GIVEN EXERCISE — Find every line of the listing below where "Year" appears, and copy it.

--- START OF DATA ENTRIES ---

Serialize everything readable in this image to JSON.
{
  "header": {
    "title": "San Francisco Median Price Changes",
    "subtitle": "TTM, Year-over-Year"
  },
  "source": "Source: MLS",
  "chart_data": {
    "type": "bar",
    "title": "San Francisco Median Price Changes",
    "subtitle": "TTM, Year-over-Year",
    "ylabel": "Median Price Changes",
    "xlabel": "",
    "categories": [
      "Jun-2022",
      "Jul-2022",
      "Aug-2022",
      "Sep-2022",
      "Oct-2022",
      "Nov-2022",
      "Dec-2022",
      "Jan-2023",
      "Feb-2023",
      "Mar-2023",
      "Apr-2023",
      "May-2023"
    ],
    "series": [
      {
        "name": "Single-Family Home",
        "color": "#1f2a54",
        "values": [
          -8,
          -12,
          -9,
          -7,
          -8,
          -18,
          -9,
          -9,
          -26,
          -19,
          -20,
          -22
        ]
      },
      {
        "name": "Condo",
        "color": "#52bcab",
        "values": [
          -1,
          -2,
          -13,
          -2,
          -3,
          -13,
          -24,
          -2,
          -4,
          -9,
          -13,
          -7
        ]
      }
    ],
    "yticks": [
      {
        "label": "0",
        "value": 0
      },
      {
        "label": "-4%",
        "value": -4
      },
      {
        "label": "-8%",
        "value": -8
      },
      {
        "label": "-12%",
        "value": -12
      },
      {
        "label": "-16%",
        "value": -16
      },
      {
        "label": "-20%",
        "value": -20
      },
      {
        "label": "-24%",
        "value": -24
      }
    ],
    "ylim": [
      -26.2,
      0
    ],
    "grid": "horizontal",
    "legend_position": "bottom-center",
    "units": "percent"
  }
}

--- END OF DATA ENTRIES ---

RESULT FOR THIS EXERCISE —
    "subtitle": "TTM, Year-over-Year"
    "subtitle": "TTM, Year-over-Year",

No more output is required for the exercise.